Start

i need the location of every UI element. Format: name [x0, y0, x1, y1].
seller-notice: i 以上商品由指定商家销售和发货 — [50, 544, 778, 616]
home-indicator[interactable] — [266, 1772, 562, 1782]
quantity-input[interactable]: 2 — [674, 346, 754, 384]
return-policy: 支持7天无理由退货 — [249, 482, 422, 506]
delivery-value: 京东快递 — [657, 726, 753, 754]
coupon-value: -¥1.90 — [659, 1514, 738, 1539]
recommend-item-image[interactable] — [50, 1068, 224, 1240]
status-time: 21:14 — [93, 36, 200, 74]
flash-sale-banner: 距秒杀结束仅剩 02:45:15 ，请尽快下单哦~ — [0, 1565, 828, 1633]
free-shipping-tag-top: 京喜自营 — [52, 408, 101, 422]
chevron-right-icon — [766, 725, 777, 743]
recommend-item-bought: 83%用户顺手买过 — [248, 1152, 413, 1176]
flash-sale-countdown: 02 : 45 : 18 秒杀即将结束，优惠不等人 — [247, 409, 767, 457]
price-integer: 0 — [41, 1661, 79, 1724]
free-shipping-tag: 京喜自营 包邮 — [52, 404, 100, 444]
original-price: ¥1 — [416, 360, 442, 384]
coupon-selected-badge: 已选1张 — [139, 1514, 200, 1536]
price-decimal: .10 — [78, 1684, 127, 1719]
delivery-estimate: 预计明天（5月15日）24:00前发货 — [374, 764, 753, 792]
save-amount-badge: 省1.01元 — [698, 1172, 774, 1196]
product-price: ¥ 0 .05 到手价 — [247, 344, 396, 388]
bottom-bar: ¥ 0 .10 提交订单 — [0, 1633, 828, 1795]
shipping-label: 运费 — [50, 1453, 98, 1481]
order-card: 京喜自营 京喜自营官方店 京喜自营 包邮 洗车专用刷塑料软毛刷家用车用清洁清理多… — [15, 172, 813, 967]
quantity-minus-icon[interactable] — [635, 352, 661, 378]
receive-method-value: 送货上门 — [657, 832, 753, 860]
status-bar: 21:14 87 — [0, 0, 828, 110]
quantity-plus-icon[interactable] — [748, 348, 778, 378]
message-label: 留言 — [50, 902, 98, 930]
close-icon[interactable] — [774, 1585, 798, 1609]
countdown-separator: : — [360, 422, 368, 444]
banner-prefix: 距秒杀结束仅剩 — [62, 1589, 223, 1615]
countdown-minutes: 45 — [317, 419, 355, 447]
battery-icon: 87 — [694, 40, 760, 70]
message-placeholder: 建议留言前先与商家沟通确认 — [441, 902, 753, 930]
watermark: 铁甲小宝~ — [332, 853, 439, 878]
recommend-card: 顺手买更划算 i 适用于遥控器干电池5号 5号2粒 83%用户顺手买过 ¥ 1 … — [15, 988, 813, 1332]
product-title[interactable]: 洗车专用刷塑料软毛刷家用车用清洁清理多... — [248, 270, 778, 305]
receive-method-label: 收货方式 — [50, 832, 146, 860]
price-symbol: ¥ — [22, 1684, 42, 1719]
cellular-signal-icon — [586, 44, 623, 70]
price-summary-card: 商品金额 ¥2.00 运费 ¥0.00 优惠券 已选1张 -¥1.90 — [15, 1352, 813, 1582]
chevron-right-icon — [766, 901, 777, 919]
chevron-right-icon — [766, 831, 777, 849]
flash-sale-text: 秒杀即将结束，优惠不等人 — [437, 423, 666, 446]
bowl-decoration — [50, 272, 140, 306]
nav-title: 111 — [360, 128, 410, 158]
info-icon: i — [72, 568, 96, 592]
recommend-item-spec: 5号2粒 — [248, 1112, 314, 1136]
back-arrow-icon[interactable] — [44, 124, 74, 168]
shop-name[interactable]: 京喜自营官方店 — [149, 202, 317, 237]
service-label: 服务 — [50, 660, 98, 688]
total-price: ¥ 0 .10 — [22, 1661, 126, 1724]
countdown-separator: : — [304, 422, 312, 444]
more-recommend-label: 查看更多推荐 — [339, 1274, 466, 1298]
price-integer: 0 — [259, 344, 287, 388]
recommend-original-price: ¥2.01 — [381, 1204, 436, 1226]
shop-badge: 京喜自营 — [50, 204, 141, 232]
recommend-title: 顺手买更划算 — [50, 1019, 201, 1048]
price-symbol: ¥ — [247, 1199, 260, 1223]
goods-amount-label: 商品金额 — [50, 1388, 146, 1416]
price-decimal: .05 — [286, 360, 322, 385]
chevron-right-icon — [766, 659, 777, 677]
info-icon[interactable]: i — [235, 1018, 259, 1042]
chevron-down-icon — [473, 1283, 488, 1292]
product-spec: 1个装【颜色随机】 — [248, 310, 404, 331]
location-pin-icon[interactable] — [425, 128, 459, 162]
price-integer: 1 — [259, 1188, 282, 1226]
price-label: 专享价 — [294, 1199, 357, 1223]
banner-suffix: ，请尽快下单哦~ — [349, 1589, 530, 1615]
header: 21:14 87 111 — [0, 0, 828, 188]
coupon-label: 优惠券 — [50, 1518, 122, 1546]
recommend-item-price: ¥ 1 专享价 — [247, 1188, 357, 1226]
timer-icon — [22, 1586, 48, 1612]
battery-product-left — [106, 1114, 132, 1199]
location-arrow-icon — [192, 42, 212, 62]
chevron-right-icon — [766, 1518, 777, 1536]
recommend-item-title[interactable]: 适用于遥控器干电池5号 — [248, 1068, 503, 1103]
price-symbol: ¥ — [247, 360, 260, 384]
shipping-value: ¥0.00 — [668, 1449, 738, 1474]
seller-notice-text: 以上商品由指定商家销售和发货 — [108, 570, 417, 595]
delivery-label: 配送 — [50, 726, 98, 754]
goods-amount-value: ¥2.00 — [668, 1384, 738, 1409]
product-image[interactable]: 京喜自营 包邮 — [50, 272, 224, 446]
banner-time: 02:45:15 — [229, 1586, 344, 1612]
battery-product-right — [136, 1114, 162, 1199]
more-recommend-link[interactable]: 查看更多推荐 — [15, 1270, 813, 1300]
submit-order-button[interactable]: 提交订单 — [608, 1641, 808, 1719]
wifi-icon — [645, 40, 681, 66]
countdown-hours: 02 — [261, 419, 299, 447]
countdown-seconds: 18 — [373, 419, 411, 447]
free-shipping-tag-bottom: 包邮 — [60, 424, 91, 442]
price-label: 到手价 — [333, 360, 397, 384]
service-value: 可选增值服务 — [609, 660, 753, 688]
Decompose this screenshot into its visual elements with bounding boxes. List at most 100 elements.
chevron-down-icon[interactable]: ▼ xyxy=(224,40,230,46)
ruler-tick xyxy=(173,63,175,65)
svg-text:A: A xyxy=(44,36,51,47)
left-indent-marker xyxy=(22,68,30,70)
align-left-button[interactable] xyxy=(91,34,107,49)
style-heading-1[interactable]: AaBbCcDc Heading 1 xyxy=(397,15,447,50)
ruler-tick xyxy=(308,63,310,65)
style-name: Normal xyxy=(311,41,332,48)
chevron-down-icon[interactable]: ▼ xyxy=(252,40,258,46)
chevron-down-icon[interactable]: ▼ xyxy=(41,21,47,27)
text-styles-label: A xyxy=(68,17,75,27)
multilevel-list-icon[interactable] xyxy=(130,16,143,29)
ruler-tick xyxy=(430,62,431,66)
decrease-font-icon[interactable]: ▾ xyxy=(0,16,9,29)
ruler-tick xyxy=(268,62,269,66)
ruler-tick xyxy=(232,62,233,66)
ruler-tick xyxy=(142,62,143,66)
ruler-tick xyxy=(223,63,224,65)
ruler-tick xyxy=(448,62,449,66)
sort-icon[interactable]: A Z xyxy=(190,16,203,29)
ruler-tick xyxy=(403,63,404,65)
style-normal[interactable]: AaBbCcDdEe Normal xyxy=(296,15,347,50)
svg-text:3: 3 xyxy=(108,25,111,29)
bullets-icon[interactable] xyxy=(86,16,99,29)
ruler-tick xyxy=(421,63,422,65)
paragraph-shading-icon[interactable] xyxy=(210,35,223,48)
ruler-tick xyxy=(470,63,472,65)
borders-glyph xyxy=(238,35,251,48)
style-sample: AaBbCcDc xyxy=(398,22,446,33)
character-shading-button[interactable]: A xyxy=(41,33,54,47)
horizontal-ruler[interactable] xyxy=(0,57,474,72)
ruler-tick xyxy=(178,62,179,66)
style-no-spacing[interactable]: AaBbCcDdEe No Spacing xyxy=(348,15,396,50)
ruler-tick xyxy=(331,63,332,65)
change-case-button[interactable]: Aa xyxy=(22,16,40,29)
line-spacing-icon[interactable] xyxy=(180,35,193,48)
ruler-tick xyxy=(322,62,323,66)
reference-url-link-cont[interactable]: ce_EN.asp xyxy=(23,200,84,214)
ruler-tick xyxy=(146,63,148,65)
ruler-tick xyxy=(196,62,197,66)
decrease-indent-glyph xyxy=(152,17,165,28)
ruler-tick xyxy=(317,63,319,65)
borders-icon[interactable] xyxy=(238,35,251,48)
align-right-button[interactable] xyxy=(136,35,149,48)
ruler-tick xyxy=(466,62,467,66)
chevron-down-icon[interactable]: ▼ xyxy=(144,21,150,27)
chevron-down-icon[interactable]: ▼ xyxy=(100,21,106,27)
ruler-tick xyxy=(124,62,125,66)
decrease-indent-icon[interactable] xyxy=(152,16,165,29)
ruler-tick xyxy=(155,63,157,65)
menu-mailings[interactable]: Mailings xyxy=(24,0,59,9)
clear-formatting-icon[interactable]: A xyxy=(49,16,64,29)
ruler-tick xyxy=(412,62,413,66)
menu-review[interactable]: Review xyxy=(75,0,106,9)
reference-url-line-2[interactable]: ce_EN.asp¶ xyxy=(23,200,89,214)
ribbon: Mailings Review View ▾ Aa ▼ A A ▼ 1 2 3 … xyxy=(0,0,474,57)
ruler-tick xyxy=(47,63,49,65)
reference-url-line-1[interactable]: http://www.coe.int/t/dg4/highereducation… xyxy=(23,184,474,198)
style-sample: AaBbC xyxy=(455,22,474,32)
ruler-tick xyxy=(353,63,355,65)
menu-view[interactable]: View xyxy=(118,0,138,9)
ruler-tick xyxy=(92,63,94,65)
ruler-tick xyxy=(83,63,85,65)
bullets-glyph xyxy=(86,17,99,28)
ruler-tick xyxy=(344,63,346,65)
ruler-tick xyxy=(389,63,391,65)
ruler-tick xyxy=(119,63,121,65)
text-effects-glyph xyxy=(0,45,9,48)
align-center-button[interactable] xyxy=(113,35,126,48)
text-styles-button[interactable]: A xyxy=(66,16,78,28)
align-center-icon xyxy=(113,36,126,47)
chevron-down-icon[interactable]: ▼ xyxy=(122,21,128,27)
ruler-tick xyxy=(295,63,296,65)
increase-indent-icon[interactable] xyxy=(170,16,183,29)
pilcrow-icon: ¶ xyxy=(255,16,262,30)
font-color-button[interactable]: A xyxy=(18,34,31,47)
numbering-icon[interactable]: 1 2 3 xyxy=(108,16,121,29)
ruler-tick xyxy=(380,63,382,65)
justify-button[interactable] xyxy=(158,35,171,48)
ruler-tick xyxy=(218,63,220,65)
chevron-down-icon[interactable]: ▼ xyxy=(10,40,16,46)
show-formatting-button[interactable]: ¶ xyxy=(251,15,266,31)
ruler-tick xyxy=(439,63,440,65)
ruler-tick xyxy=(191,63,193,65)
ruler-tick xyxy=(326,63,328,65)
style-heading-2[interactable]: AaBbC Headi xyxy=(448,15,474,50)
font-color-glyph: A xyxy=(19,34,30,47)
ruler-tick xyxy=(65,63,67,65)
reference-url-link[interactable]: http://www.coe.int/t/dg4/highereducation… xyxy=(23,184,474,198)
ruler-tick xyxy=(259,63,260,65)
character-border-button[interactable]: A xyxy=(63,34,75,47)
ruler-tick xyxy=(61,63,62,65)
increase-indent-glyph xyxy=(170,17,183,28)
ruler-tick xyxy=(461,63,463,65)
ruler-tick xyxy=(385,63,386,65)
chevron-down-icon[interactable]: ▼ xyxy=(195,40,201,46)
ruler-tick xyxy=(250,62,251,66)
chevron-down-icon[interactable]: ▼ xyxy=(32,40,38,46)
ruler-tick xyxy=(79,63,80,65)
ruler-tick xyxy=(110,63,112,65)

End

*Set task*
Reproduce verbatim the lines above, starting from the very first one and continuing up to and including the line containing "quantity-input[interactable]: 2 —".

*Written answer*
i need the location of every UI element. Format: name [x0, y0, x1, y1].
seller-notice: i 以上商品由指定商家销售和发货 — [50, 544, 778, 616]
home-indicator[interactable] — [266, 1772, 562, 1782]
quantity-input[interactable]: 2 — [674, 346, 754, 384]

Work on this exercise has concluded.